Work required =>
Give only the number of lines that include the string "Copiar".

(Stored data)
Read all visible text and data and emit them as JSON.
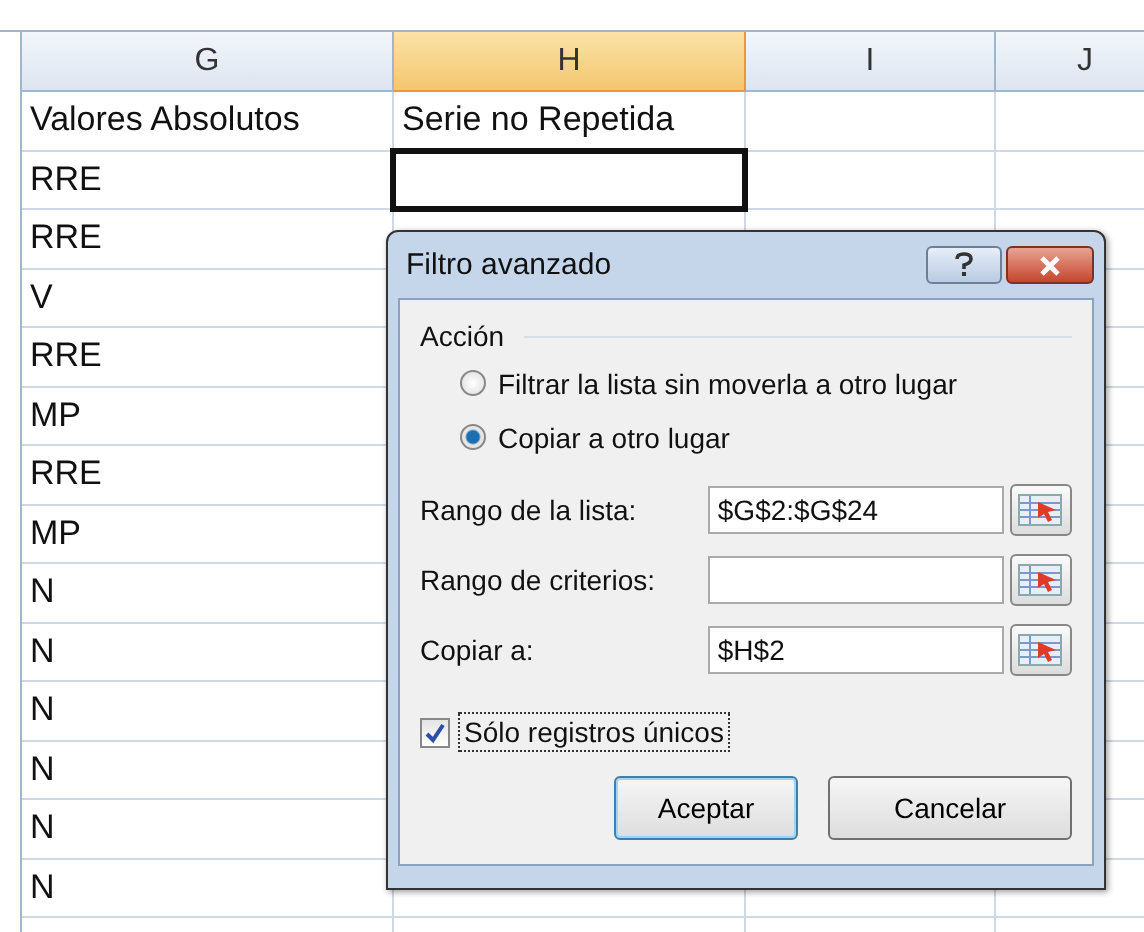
{
  "columns": [
    {
      "label": "G",
      "selected": false
    },
    {
      "label": "H",
      "selected": true
    },
    {
      "label": "I",
      "selected": false
    },
    {
      "label": "J",
      "selected": false
    }
  ],
  "rows": [
    {
      "cells": [
        "Valores Absolutos",
        "Serie no Repetida"
      ],
      "selected": false
    },
    {
      "cells": [
        "RRE"
      ],
      "selected": true
    },
    {
      "cells": [
        "RRE"
      ],
      "selected": false
    },
    {
      "cells": [
        "V"
      ],
      "selected": false
    },
    {
      "cells": [
        "RRE"
      ],
      "selected": false
    },
    {
      "cells": [
        "MP"
      ],
      "selected": false
    },
    {
      "cells": [
        "RRE"
      ],
      "selected": false
    },
    {
      "cells": [
        "MP"
      ],
      "selected": false
    },
    {
      "cells": [
        "N"
      ],
      "selected": false
    },
    {
      "cells": [
        "N"
      ],
      "selected": false
    },
    {
      "cells": [
        "N"
      ],
      "selected": false
    },
    {
      "cells": [
        "N"
      ],
      "selected": false
    },
    {
      "cells": [
        "N"
      ],
      "selected": false
    },
    {
      "cells": [
        "N"
      ],
      "selected": false
    }
  ],
  "dialog": {
    "title": "Filtro avanzado",
    "group_label": "Acción",
    "options": [
      {
        "label": "Filtrar la lista sin moverla a otro lugar",
        "selected": false
      },
      {
        "label": "Copiar a otro lugar",
        "selected": true
      }
    ],
    "fields": [
      {
        "label": "Rango de la lista:",
        "value": "$G$2:$G$24"
      },
      {
        "label": "Rango de criterios:"
      },
      {
        "label": "Copiar a:",
        "value": "$H$2"
      }
    ],
    "checkbox": {
      "label": "Sólo registros únicos",
      "checked": true
    },
    "buttons": [
      {
        "label": "Aceptar",
        "default": true
      },
      {
        "label": "Cancelar",
        "default": false
      }
    ]
  }
}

Answer to this problem =>
2